• [What to work on]
Provide an exact reproduction of every entry.
==========
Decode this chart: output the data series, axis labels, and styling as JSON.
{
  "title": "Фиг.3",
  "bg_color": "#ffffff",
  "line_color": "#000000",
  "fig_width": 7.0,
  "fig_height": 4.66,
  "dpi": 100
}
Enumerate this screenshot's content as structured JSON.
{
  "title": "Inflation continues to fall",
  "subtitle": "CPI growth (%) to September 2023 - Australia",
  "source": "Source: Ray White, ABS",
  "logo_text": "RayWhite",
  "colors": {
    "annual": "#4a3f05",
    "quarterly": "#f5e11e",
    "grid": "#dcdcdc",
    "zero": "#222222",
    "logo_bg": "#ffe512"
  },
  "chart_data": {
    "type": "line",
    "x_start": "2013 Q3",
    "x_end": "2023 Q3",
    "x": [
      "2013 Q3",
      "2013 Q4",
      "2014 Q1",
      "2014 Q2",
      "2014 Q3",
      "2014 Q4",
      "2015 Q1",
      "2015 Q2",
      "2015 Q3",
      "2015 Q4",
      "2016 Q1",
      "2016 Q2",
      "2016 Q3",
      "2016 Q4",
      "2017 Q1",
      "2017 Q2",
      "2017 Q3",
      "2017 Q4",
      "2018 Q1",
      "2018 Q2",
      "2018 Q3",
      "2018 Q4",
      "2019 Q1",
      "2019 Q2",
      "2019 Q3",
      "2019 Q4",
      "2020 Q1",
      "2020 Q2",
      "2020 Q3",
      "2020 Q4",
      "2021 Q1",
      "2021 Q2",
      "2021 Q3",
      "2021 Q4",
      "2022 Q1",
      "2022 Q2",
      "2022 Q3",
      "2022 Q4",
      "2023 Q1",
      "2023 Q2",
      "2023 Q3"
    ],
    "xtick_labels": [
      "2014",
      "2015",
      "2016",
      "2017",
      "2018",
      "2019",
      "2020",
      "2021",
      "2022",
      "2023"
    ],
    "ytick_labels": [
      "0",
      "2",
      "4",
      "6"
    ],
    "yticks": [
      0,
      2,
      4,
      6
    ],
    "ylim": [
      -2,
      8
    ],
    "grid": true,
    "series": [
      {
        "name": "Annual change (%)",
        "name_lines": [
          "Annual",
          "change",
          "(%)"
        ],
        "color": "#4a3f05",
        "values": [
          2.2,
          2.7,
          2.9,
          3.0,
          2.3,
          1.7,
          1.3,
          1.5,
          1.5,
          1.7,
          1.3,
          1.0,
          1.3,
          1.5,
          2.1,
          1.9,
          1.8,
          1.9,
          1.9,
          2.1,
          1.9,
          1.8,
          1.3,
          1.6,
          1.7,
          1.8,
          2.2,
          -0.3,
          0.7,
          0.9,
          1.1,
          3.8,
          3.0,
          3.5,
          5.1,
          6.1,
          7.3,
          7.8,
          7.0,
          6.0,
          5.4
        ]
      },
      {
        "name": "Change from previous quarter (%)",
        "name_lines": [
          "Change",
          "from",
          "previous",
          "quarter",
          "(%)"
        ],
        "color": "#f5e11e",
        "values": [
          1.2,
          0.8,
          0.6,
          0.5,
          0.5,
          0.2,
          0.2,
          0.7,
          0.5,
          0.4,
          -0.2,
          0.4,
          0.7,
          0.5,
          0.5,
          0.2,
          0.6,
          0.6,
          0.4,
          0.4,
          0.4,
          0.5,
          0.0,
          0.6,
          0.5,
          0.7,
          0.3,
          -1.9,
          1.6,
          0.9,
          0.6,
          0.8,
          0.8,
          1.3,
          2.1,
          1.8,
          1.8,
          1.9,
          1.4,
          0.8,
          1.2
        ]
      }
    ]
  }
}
==========
• [Written reply]
Decode this chart: output the data series, axis labels, and styling as JSON.
{
  "title": "Фиг.3",
  "bg_color": "#ffffff",
  "line_color": "#000000",
  "fig_width": 7.0,
  "fig_height": 4.66,
  "dpi": 100
}
Enumerate this screenshot's content as structured JSON.
{
  "title": "Inflation continues to fall",
  "subtitle": "CPI growth (%) to September 2023 - Australia",
  "source": "Source: Ray White, ABS",
  "logo_text": "RayWhite",
  "colors": {
    "annual": "#4a3f05",
    "quarterly": "#f5e11e",
    "grid": "#dcdcdc",
    "zero": "#222222",
    "logo_bg": "#ffe512"
  },
  "chart_data": {
    "type": "line",
    "x_start": "2013 Q3",
    "x_end": "2023 Q3",
    "x": [
      "2013 Q3",
      "2013 Q4",
      "2014 Q1",
      "2014 Q2",
      "2014 Q3",
      "2014 Q4",
      "2015 Q1",
      "2015 Q2",
      "2015 Q3",
      "2015 Q4",
      "2016 Q1",
      "2016 Q2",
      "2016 Q3",
      "2016 Q4",
      "2017 Q1",
      "2017 Q2",
      "2017 Q3",
      "2017 Q4",
      "2018 Q1",
      "2018 Q2",
      "2018 Q3",
      "2018 Q4",
      "2019 Q1",
      "2019 Q2",
      "2019 Q3",
      "2019 Q4",
      "2020 Q1",
      "2020 Q2",
      "2020 Q3",
      "2020 Q4",
      "2021 Q1",
      "2021 Q2",
      "2021 Q3",
      "2021 Q4",
      "2022 Q1",
      "2022 Q2",
      "2022 Q3",
      "2022 Q4",
      "2023 Q1",
      "2023 Q2",
      "2023 Q3"
    ],
    "xtick_labels": [
      "2014",
      "2015",
      "2016",
      "2017",
      "2018",
      "2019",
      "2020",
      "2021",
      "2022",
      "2023"
    ],
    "ytick_labels": [
      "0",
      "2",
      "4",
      "6"
    ],
    "yticks": [
      0,
      2,
      4,
      6
    ],
    "ylim": [
      -2,
      8
    ],
    "grid": true,
    "series": [
      {
        "name": "Annual change (%)",
        "name_lines": [
          "Annual",
          "change",
          "(%)"
        ],
        "color": "#4a3f05",
        "values": [
          2.2,
          2.7,
          2.9,
          3.0,
          2.3,
          1.7,
          1.3,
          1.5,
          1.5,
          1.7,
          1.3,
          1.0,
          1.3,
          1.5,
          2.1,
          1.9,
          1.8,
          1.9,
          1.9,
          2.1,
          1.9,
          1.8,
          1.3,
          1.6,
          1.7,
          1.8,
          2.2,
          -0.3,
          0.7,
          0.9,
          1.1,
          3.8,
          3.0,
          3.5,
          5.1,
          6.1,
          7.3,
          7.8,
          7.0,
          6.0,
          5.4
        ]
      },
      {
        "name": "Change from previous quarter (%)",
        "name_lines": [
          "Change",
          "from",
          "previous",
          "quarter",
          "(%)"
        ],
        "color": "#f5e11e",
        "values": [
          1.2,
          0.8,
          0.6,
          0.5,
          0.5,
          0.2,
          0.2,
          0.7,
          0.5,
          0.4,
          -0.2,
          0.4,
          0.7,
          0.5,
          0.5,
          0.2,
          0.6,
          0.6,
          0.4,
          0.4,
          0.4,
          0.5,
          0.0,
          0.6,
          0.5,
          0.7,
          0.3,
          -1.9,
          1.6,
          0.9,
          0.6,
          0.8,
          0.8,
          1.3,
          2.1,
          1.8,
          1.8,
          1.9,
          1.4,
          0.8,
          1.2
        ]
      }
    ]
  }
}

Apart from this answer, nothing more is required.